Keep the wording of each record exactly the same when you repeat it, and leave out pictures.
---------- Records for the exercise ----------
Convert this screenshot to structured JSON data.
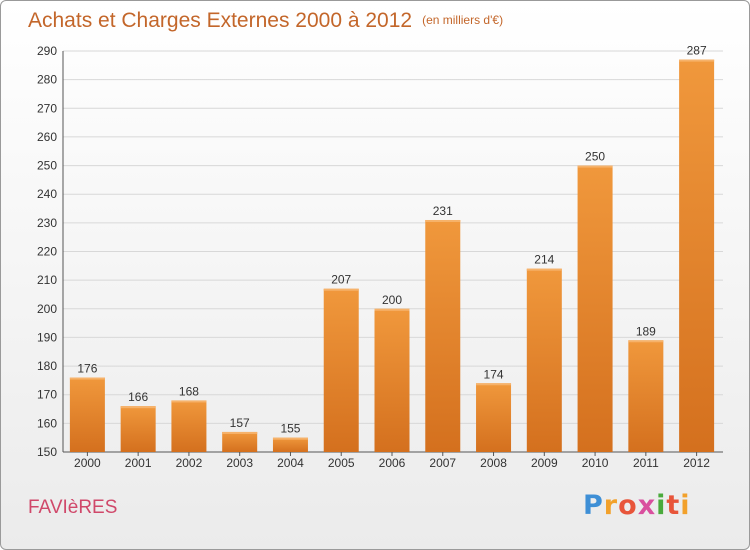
{
  "header": {
    "title": "Achats et Charges Externes 2000 à 2012",
    "unit": "(en milliers d'€)"
  },
  "footer": {
    "commune": "FAVIèRES",
    "logo": [
      "P",
      "r",
      "o",
      "x",
      "i",
      "t",
      "i"
    ],
    "logo_colors": [
      "#3e8fd6",
      "#f2a12b",
      "#e8553a",
      "#d94f9e",
      "#4aaa3c",
      "#e8553a",
      "#f2a12b"
    ]
  },
  "colors": {
    "bar": "#f0983c",
    "bar_dark": "#d4701e",
    "grid": "#d8d8d8",
    "axis_text": "#333333"
  },
  "chart_data": {
    "type": "bar",
    "title": "Achats et Charges Externes 2000 à 2012",
    "subtitle": "(en milliers d'€)",
    "categories": [
      "2000",
      "2001",
      "2002",
      "2003",
      "2004",
      "2005",
      "2006",
      "2007",
      "2008",
      "2009",
      "2010",
      "2011",
      "2012"
    ],
    "values": [
      176,
      166,
      168,
      157,
      155,
      207,
      200,
      231,
      174,
      214,
      250,
      189,
      287
    ],
    "ylim": [
      150,
      290
    ],
    "yticks": [
      150,
      160,
      170,
      180,
      190,
      200,
      210,
      220,
      230,
      240,
      250,
      260,
      270,
      280,
      290
    ],
    "grid": true
  }
}
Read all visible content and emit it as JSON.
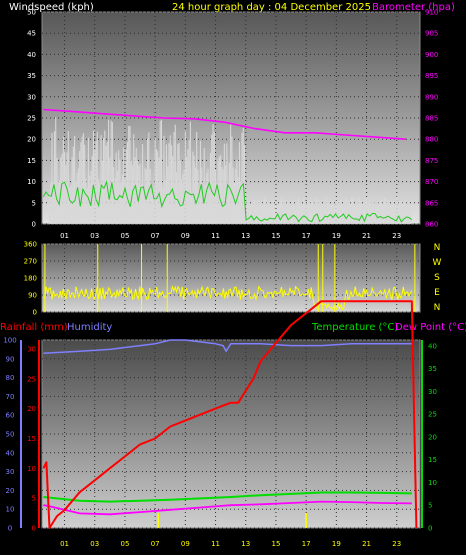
{
  "header": {
    "title": "24 hour graph day : 04 December 2025",
    "wind_label": "Windspeed (kph)",
    "baro_label": "Barometer (hpa)",
    "rain_label": "Rainfall (mm)",
    "hum_label": "Humidity",
    "temp_label": "Temperature (°C)",
    "dew_label": "Dew Point (°C)"
  },
  "colors": {
    "title": "#ffff00",
    "wind": "#ffffff",
    "barometer": "#ff00ff",
    "gust": "#d8d8d8",
    "wind_avg": "#22cc22",
    "direction": "#ffff00",
    "rain": "#ff0000",
    "humidity": "#7f7fff",
    "temperature": "#00dd00",
    "dewpoint": "#ff00ff"
  },
  "chart_data": [
    {
      "type": "line",
      "name": "wind-barometer",
      "x_ticks": [
        "01",
        "03",
        "05",
        "07",
        "09",
        "11",
        "13",
        "15",
        "17",
        "19",
        "21",
        "23"
      ],
      "y_left_ticks": [
        "0",
        "5",
        "10",
        "15",
        "20",
        "25",
        "30",
        "35",
        "40",
        "45",
        "50"
      ],
      "y_right_ticks": [
        "860",
        "865",
        "870",
        "875",
        "880",
        "885",
        "890",
        "895",
        "900",
        "905",
        "910"
      ],
      "ylim_left": [
        0,
        50
      ],
      "ylim_right": [
        860,
        910
      ],
      "series": [
        {
          "name": "Barometer",
          "x": [
            0,
            2,
            4,
            6,
            8,
            10,
            12,
            14,
            16,
            18,
            20,
            22,
            24
          ],
          "y": [
            887.0,
            886.5,
            886.0,
            885.5,
            885.0,
            884.8,
            884.0,
            882.5,
            881.5,
            881.5,
            881.0,
            880.5,
            880.0
          ]
        }
      ]
    },
    {
      "type": "line",
      "name": "wind-direction",
      "y_ticks": [
        "0",
        "90",
        "180",
        "270",
        "360"
      ],
      "compass": [
        "N",
        "W",
        "S",
        "E",
        "N"
      ],
      "ylim": [
        0,
        360
      ]
    },
    {
      "type": "line",
      "name": "rain-humidity-temperature",
      "y_humidity_ticks": [
        "0",
        "10",
        "20",
        "30",
        "40",
        "50",
        "60",
        "70",
        "80",
        "90",
        "100"
      ],
      "y_rain_ticks": [
        "0",
        "5",
        "10",
        "15",
        "20",
        "25",
        "30"
      ],
      "y_temp_ticks": [
        "0",
        "5",
        "10",
        "15",
        "20",
        "25",
        "30",
        "35",
        "40"
      ],
      "series": [
        {
          "name": "Rainfall (mm)",
          "x": [
            -0.4,
            -0.2,
            0,
            0.5,
            1,
            2,
            3,
            4,
            5,
            6,
            7,
            8,
            9,
            10,
            11,
            12,
            12.5,
            13,
            13.5,
            14,
            15,
            16,
            17,
            17.5,
            18,
            24,
            24.3
          ],
          "y": [
            10,
            11,
            0,
            2,
            3,
            6,
            8,
            10,
            12,
            14,
            15,
            17,
            18,
            19,
            20,
            21,
            21,
            23,
            25,
            28,
            31,
            34,
            36,
            37,
            38,
            38,
            0
          ]
        },
        {
          "name": "Humidity",
          "x": [
            -0.4,
            2,
            4,
            5,
            6,
            7,
            8,
            9,
            10,
            11,
            11.5,
            11.7,
            12,
            14,
            16,
            18,
            20,
            22,
            24
          ],
          "y": [
            93,
            94,
            95,
            96,
            97,
            98,
            100,
            100,
            99,
            98,
            97,
            94,
            98,
            98,
            97,
            97,
            98,
            98,
            98
          ]
        },
        {
          "name": "Temperature (°C)",
          "x": [
            -0.4,
            2,
            4,
            6,
            8,
            10,
            12,
            14,
            16,
            18,
            20,
            22,
            24
          ],
          "y": [
            6.8,
            6.0,
            5.8,
            6.0,
            6.2,
            6.5,
            6.8,
            7.2,
            7.5,
            7.8,
            7.8,
            7.7,
            7.6
          ]
        },
        {
          "name": "Dew Point (°C)",
          "x": [
            -0.4,
            0,
            2,
            4,
            6,
            8,
            10,
            12,
            14,
            16,
            18,
            20,
            22,
            24
          ],
          "y": [
            5.0,
            4.8,
            3.2,
            3.0,
            3.5,
            4.0,
            4.5,
            5.0,
            5.2,
            5.5,
            5.8,
            5.7,
            5.5,
            5.4
          ]
        }
      ]
    }
  ]
}
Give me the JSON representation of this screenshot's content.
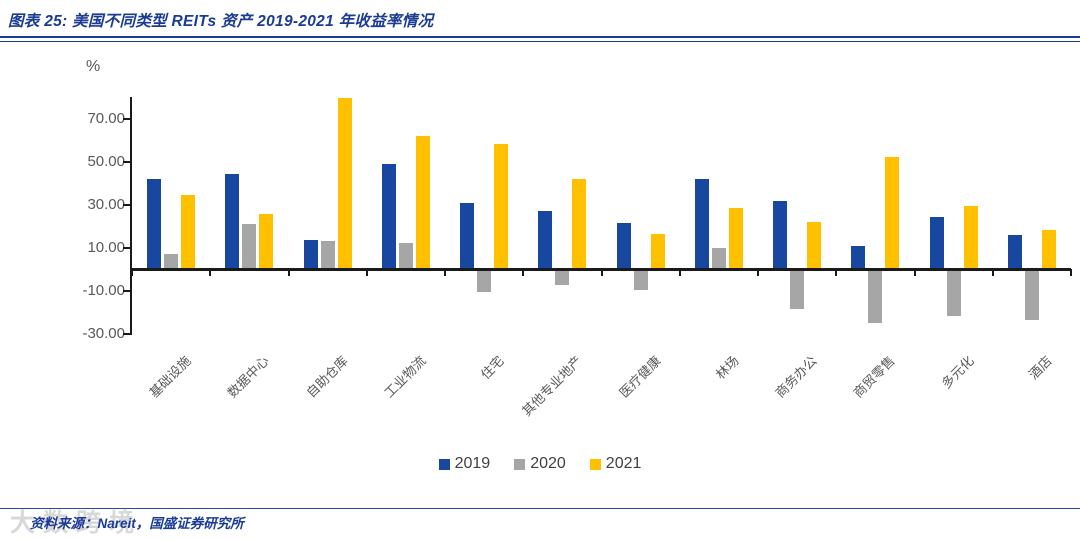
----------
> _Complete answer_:
Convert this screenshot to structured JSON data.
{
  "header": {
    "title": "Achats et Charges Externes 2000 à 2012",
    "unit": "(en milliers d'€)"
  },
  "footer": {
    "commune": "FAVIèRES",
    "logo": [
      "P",
      "r",
      "o",
      "x",
      "i",
      "t",
      "i"
    ],
    "logo_colors": [
      "#3e8fd6",
      "#f2a12b",
      "#e8553a",
      "#d94f9e",
      "#4aaa3c",
      "#e8553a",
      "#f2a12b"
    ]
  },
  "colors": {
    "bar": "#f0983c",
    "bar_dark": "#d4701e",
    "grid": "#d8d8d8",
    "axis_text": "#333333"
  },
  "chart_data": {
    "type": "bar",
    "title": "Achats et Charges Externes 2000 à 2012",
    "subtitle": "(en milliers d'€)",
    "categories": [
      "2000",
      "2001",
      "2002",
      "2003",
      "2004",
      "2005",
      "2006",
      "2007",
      "2008",
      "2009",
      "2010",
      "2011",
      "2012"
    ],
    "values": [
      176,
      166,
      168,
      157,
      155,
      207,
      200,
      231,
      174,
      214,
      250,
      189,
      287
    ],
    "ylim": [
      150,
      290
    ],
    "yticks": [
      150,
      160,
      170,
      180,
      190,
      200,
      210,
      220,
      230,
      240,
      250,
      260,
      270,
      280,
      290
    ],
    "grid": true
  }
}
Read all visible content and emit it as JSON.
{
  "header": {
    "title": "24 hour graph day : 04 December 2025",
    "wind_label": "Windspeed (kph)",
    "baro_label": "Barometer (hpa)",
    "rain_label": "Rainfall (mm)",
    "hum_label": "Humidity",
    "temp_label": "Temperature (°C)",
    "dew_label": "Dew Point (°C)"
  },
  "colors": {
    "title": "#ffff00",
    "wind": "#ffffff",
    "barometer": "#ff00ff",
    "gust": "#d8d8d8",
    "wind_avg": "#22cc22",
    "direction": "#ffff00",
    "rain": "#ff0000",
    "humidity": "#7f7fff",
    "temperature": "#00dd00",
    "dewpoint": "#ff00ff"
  },
  "chart_data": [
    {
      "type": "line",
      "name": "wind-barometer",
      "x_ticks": [
        "01",
        "03",
        "05",
        "07",
        "09",
        "11",
        "13",
        "15",
        "17",
        "19",
        "21",
        "23"
      ],
      "y_left_ticks": [
        "0",
        "5",
        "10",
        "15",
        "20",
        "25",
        "30",
        "35",
        "40",
        "45",
        "50"
      ],
      "y_right_ticks": [
        "860",
        "865",
        "870",
        "875",
        "880",
        "885",
        "890",
        "895",
        "900",
        "905",
        "910"
      ],
      "ylim_left": [
        0,
        50
      ],
      "ylim_right": [
        860,
        910
      ],
      "series": [
        {
          "name": "Barometer",
          "x": [
            0,
            2,
            4,
            6,
            8,
            10,
            12,
            14,
            16,
            18,
            20,
            22,
            24
          ],
          "y": [
            887.0,
            886.5,
            886.0,
            885.5,
            885.0,
            884.8,
            884.0,
            882.5,
            881.5,
            881.5,
            881.0,
            880.5,
            880.0
          ]
        }
      ]
    },
    {
      "type": "line",
      "name": "wind-direction",
      "y_ticks": [
        "0",
        "90",
        "180",
        "270",
        "360"
      ],
      "compass": [
        "N",
        "W",
        "S",
        "E",
        "N"
      ],
      "ylim": [
        0,
        360
      ]
    },
    {
      "type": "line",
      "name": "rain-humidity-temperature",
      "y_humidity_ticks": [
        "0",
        "10",
        "20",
        "30",
        "40",
        "50",
        "60",
        "70",
        "80",
        "90",
        "100"
      ],
      "y_rain_ticks": [
        "0",
        "5",
        "10",
        "15",
        "20",
        "25",
        "30"
      ],
      "y_temp_ticks": [
        "0",
        "5",
        "10",
        "15",
        "20",
        "25",
        "30",
        "35",
        "40"
      ],
      "series": [
        {
          "name": "Rainfall (mm)",
          "x": [
            -0.4,
            -0.2,
            0,
            0.5,
            1,
            2,
            3,
            4,
            5,
            6,
            7,
            8,
            9,
            10,
            11,
            12,
            12.5,
            13,
            13.5,
            14,
            15,
            16,
            17,
            17.5,
            18,
            24,
            24.3
          ],
          "y": [
            10,
            11,
            0,
            2,
            3,
            6,
            8,
            10,
            12,
            14,
            15,
            17,
            18,
            19,
            20,
            21,
            21,
            23,
            25,
            28,
            31,
            34,
            36,
            37,
            38,
            38,
            0
          ]
        },
        {
          "name": "Humidity",
          "x": [
            -0.4,
            2,
            4,
            5,
            6,
            7,
            8,
            9,
            10,
            11,
            11.5,
            11.7,
            12,
            14,
            16,
            18,
            20,
            22,
            24
          ],
          "y": [
            93,
            94,
            95,
            96,
            97,
            98,
            100,
            100,
            99,
            98,
            97,
            94,
            98,
            98,
            97,
            97,
            98,
            98,
            98
          ]
        },
        {
          "name": "Temperature (°C)",
          "x": [
            -0.4,
            2,
            4,
            6,
            8,
            10,
            12,
            14,
            16,
            18,
            20,
            22,
            24
          ],
          "y": [
            6.8,
            6.0,
            5.8,
            6.0,
            6.2,
            6.5,
            6.8,
            7.2,
            7.5,
            7.8,
            7.8,
            7.7,
            7.6
          ]
        },
        {
          "name": "Dew Point (°C)",
          "x": [
            -0.4,
            0,
            2,
            4,
            6,
            8,
            10,
            12,
            14,
            16,
            18,
            20,
            22,
            24
          ],
          "y": [
            5.0,
            4.8,
            3.2,
            3.0,
            3.5,
            4.0,
            4.5,
            5.0,
            5.2,
            5.5,
            5.8,
            5.7,
            5.5,
            5.4
          ]
        }
      ]
    }
  ]
}
Give me the JSON representation of this screenshot's content.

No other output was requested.